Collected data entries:
□ □ □ □ □
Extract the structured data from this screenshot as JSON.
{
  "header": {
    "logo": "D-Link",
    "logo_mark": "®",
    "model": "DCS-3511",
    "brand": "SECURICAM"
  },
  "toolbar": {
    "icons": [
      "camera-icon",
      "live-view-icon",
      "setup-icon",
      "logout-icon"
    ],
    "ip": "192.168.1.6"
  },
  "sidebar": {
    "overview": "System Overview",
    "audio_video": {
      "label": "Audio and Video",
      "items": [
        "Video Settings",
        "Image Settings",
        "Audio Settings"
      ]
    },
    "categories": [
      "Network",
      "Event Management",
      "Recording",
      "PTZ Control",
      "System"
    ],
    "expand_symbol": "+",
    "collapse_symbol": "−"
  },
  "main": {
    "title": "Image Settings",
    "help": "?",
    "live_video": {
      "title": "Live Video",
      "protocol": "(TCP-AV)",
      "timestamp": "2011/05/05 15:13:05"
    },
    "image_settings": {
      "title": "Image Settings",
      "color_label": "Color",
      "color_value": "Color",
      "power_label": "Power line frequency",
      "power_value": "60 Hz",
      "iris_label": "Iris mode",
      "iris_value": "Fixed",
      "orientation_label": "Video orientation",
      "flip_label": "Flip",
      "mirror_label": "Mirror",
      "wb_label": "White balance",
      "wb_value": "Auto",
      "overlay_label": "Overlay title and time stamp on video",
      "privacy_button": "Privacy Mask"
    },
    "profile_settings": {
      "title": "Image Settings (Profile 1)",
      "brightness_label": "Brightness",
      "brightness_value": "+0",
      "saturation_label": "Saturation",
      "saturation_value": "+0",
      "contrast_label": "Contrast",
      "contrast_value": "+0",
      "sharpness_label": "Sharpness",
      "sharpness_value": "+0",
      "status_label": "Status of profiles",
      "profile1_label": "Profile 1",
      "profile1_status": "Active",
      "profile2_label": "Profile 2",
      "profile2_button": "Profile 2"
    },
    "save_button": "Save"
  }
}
□ □ □ □ □
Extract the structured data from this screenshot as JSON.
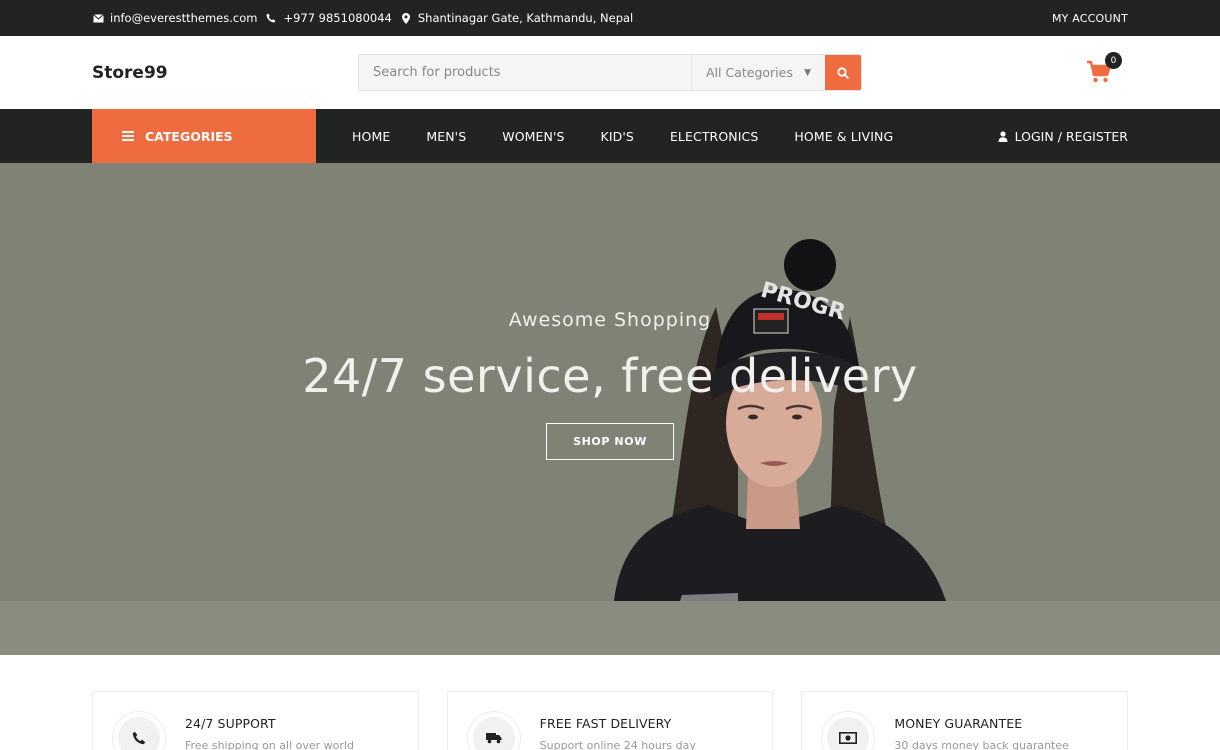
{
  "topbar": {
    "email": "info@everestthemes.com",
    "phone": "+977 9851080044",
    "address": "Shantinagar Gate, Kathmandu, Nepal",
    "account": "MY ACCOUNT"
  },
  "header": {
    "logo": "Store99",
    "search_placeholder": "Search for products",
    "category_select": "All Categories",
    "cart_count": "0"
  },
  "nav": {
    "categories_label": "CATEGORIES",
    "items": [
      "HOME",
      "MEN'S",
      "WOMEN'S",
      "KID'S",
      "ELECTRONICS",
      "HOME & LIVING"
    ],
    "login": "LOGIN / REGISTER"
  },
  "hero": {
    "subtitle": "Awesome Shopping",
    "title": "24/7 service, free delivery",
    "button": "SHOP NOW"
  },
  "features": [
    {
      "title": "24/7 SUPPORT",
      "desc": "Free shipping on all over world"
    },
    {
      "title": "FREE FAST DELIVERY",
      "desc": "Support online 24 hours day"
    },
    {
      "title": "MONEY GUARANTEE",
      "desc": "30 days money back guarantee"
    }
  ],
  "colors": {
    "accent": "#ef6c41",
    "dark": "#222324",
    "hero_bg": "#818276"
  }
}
□ □ □ □ □
▸ **Directions for this task**: Copy each line of the listing that holds the word "desc".

▸ **Solution for this exercise**:
      "desc": "Free shipping on all over world"
      "desc": "Support online 24 hours day"
      "desc": "30 days money back guarantee"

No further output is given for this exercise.